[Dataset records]
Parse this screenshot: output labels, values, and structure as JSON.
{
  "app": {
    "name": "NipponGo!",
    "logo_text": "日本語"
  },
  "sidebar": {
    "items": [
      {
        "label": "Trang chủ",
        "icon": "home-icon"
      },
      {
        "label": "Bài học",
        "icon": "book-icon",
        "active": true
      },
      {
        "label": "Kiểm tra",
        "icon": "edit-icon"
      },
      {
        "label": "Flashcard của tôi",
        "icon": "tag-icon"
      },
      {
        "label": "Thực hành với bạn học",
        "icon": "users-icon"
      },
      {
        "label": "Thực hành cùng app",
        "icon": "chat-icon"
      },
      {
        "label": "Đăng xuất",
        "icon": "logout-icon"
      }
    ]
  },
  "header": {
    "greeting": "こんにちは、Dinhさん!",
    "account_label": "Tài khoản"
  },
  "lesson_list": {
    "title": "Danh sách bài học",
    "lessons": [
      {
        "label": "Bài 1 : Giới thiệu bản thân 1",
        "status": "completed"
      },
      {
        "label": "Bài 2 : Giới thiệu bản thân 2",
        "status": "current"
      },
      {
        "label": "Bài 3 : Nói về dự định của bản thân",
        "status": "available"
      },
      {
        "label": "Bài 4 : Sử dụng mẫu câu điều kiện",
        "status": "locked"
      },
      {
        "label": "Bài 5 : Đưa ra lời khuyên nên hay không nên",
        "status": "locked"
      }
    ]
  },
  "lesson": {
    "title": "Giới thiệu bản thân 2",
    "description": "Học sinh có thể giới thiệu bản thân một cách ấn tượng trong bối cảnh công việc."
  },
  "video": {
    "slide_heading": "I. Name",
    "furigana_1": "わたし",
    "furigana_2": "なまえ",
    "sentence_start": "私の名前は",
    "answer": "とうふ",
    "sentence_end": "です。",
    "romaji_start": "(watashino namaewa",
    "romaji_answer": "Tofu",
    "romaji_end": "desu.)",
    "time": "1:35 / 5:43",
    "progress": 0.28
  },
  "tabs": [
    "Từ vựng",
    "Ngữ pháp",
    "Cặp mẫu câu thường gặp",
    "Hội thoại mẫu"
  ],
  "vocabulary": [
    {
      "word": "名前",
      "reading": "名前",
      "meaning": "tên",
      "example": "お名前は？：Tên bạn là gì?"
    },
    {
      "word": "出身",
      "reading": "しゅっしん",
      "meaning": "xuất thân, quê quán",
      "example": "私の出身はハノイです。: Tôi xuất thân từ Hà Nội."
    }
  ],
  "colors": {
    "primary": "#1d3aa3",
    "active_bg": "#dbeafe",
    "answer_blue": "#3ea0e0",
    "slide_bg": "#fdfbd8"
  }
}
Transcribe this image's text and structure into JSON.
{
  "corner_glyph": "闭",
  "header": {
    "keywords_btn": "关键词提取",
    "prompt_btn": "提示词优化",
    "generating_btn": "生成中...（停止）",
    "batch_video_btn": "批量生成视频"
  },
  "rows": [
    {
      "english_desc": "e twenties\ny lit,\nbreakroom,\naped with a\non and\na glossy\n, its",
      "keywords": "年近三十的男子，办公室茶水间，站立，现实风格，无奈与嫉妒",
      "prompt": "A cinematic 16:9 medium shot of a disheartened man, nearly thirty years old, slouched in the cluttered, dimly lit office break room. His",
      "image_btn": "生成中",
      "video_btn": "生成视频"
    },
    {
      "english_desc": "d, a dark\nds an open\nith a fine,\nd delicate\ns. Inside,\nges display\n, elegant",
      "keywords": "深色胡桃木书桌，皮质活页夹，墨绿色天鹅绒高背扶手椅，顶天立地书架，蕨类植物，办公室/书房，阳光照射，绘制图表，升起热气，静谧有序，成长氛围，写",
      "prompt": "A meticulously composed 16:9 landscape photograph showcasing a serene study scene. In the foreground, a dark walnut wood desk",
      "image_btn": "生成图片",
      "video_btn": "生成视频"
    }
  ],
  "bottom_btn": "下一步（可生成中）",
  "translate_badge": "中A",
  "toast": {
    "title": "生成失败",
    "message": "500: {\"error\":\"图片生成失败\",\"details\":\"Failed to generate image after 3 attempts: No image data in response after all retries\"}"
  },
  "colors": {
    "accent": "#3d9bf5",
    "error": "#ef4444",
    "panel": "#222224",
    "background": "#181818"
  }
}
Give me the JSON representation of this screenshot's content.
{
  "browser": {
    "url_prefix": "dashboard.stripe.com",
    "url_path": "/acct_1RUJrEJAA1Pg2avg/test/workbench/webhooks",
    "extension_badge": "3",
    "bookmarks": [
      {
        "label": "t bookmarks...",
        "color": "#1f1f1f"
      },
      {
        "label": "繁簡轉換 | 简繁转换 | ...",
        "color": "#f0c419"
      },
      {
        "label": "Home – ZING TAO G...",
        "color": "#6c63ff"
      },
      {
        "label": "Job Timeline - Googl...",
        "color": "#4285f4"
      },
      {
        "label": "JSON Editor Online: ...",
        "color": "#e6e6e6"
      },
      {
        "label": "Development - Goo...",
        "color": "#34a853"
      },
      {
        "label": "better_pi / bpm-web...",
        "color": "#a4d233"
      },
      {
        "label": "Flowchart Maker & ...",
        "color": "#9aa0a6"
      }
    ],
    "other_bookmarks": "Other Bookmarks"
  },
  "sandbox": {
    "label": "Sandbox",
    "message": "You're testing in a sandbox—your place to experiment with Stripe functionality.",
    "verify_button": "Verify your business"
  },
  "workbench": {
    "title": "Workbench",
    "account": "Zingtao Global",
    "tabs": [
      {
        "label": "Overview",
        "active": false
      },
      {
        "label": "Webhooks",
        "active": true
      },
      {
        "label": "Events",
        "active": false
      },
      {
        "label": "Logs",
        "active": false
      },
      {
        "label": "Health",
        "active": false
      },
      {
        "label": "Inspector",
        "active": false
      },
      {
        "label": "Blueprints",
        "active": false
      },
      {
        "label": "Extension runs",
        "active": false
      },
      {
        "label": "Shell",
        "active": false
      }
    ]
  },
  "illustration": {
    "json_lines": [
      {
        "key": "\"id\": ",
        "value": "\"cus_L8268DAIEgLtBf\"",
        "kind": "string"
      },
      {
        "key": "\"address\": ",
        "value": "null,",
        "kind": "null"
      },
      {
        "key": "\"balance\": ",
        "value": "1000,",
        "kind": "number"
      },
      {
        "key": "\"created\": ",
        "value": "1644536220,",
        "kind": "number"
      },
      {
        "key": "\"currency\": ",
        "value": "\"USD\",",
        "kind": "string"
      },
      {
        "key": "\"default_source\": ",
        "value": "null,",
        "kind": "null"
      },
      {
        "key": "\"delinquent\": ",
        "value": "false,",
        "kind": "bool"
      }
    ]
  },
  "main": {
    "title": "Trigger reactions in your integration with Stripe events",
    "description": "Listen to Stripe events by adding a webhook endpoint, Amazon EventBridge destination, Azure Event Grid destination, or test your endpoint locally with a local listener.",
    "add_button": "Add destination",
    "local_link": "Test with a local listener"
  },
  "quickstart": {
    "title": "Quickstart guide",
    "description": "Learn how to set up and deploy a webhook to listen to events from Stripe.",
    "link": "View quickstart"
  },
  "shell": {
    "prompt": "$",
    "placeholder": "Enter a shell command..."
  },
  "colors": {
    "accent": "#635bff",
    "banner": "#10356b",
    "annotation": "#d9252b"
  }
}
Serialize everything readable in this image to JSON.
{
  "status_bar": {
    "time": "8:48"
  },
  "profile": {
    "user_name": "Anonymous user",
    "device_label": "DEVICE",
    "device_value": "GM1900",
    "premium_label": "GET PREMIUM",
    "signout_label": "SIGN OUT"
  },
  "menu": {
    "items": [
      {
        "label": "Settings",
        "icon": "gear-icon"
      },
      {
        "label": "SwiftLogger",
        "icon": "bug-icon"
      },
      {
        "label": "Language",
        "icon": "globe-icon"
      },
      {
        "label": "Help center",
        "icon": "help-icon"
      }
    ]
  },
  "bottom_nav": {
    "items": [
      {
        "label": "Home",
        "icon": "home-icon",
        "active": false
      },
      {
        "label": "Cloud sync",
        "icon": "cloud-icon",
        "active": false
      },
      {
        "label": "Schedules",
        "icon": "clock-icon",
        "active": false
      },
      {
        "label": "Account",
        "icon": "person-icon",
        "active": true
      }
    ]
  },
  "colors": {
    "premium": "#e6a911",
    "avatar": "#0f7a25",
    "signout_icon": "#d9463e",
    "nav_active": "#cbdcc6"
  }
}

_Work required_. Repeat exactly the lines from the line containing "Serialize everything readable" through the last line of the records above, including both, and nothing else.

_Task output_.
Serialize everything readable in this image to JSON.
{
  "status_bar": {
    "time": "8:48"
  },
  "profile": {
    "user_name": "Anonymous user",
    "device_label": "DEVICE",
    "device_value": "GM1900",
    "premium_label": "GET PREMIUM",
    "signout_label": "SIGN OUT"
  },
  "menu": {
    "items": [
      {
        "label": "Settings",
        "icon": "gear-icon"
      },
      {
        "label": "SwiftLogger",
        "icon": "bug-icon"
      },
      {
        "label": "Language",
        "icon": "globe-icon"
      },
      {
        "label": "Help center",
        "icon": "help-icon"
      }
    ]
  },
  "bottom_nav": {
    "items": [
      {
        "label": "Home",
        "icon": "home-icon",
        "active": false
      },
      {
        "label": "Cloud sync",
        "icon": "cloud-icon",
        "active": false
      },
      {
        "label": "Schedules",
        "icon": "clock-icon",
        "active": false
      },
      {
        "label": "Account",
        "icon": "person-icon",
        "active": true
      }
    ]
  },
  "colors": {
    "premium": "#e6a911",
    "avatar": "#0f7a25",
    "signout_icon": "#d9463e",
    "nav_active": "#cbdcc6"
  }
}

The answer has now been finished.